### [Exercise requirements]
Make an exact copy of the records, with the pictures left out.

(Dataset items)
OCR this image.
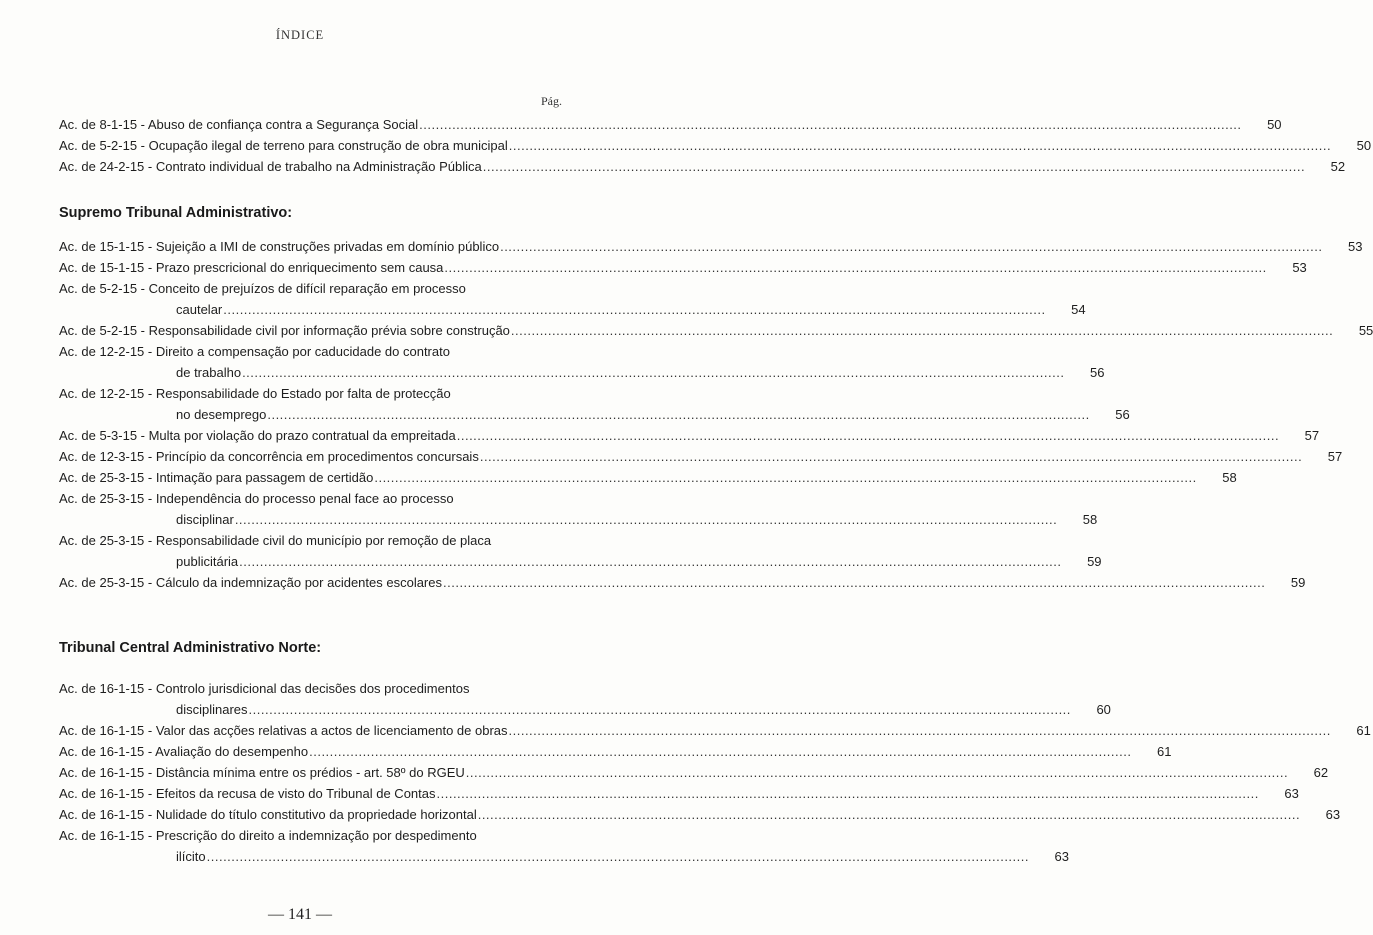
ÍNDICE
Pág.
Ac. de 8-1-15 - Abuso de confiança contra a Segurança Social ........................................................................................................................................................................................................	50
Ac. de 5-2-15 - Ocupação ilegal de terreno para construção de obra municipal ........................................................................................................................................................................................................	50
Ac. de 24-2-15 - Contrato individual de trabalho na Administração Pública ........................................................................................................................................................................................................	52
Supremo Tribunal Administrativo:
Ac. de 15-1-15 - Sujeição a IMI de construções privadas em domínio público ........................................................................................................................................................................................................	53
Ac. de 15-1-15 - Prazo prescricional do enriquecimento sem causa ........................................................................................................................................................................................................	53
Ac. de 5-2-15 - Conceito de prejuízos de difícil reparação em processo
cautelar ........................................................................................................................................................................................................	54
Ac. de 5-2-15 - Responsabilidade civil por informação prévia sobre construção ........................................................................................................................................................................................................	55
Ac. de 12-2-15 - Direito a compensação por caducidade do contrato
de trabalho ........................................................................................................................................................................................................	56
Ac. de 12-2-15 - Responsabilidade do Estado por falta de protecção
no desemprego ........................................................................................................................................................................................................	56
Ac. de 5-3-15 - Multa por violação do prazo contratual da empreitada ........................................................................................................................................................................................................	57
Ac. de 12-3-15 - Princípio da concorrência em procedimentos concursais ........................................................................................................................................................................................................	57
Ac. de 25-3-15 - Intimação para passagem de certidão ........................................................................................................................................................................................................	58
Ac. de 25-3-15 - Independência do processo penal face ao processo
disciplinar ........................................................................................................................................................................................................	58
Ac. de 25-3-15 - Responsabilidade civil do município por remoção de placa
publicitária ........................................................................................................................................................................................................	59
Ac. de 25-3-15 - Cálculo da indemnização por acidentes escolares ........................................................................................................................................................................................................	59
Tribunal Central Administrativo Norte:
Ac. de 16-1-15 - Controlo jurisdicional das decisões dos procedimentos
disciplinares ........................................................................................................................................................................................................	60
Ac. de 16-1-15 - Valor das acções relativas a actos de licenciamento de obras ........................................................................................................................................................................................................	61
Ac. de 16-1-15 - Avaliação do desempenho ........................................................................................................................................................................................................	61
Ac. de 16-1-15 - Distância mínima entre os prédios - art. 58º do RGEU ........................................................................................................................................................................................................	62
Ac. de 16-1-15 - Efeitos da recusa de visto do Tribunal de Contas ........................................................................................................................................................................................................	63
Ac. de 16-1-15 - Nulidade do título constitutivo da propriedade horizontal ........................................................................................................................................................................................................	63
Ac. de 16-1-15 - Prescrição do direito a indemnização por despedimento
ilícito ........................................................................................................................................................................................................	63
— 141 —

### [Result of this task]
OCR this image.
ÍNDICE
Pág.
Ac. de 8-1-15 - Abuso de confiança contra a Segurança Social ........................................................................................................................................................................................................	50
Ac. de 5-2-15 - Ocupação ilegal de terreno para construção de obra municipal ........................................................................................................................................................................................................	50
Ac. de 24-2-15 - Contrato individual de trabalho na Administração Pública ........................................................................................................................................................................................................	52
Supremo Tribunal Administrativo:
Ac. de 15-1-15 - Sujeição a IMI de construções privadas em domínio público ........................................................................................................................................................................................................	53
Ac. de 15-1-15 - Prazo prescricional do enriquecimento sem causa ........................................................................................................................................................................................................	53
Ac. de 5-2-15 - Conceito de prejuízos de difícil reparação em processo
cautelar ........................................................................................................................................................................................................	54
Ac. de 5-2-15 - Responsabilidade civil por informação prévia sobre construção ........................................................................................................................................................................................................	55
Ac. de 12-2-15 - Direito a compensação por caducidade do contrato
de trabalho ........................................................................................................................................................................................................	56
Ac. de 12-2-15 - Responsabilidade do Estado por falta de protecção
no desemprego ........................................................................................................................................................................................................	56
Ac. de 5-3-15 - Multa por violação do prazo contratual da empreitada ........................................................................................................................................................................................................	57
Ac. de 12-3-15 - Princípio da concorrência em procedimentos concursais ........................................................................................................................................................................................................	57
Ac. de 25-3-15 - Intimação para passagem de certidão ........................................................................................................................................................................................................	58
Ac. de 25-3-15 - Independência do processo penal face ao processo
disciplinar ........................................................................................................................................................................................................	58
Ac. de 25-3-15 - Responsabilidade civil do município por remoção de placa
publicitária ........................................................................................................................................................................................................	59
Ac. de 25-3-15 - Cálculo da indemnização por acidentes escolares ........................................................................................................................................................................................................	59
Tribunal Central Administrativo Norte:
Ac. de 16-1-15 - Controlo jurisdicional das decisões dos procedimentos
disciplinares ........................................................................................................................................................................................................	60
Ac. de 16-1-15 - Valor das acções relativas a actos de licenciamento de obras ........................................................................................................................................................................................................	61
Ac. de 16-1-15 - Avaliação do desempenho ........................................................................................................................................................................................................	61
Ac. de 16-1-15 - Distância mínima entre os prédios - art. 58º do RGEU ........................................................................................................................................................................................................	62
Ac. de 16-1-15 - Efeitos da recusa de visto do Tribunal de Contas ........................................................................................................................................................................................................	63
Ac. de 16-1-15 - Nulidade do título constitutivo da propriedade horizontal ........................................................................................................................................................................................................	63
Ac. de 16-1-15 - Prescrição do direito a indemnização por despedimento
ilícito ........................................................................................................................................................................................................	63
— 141 —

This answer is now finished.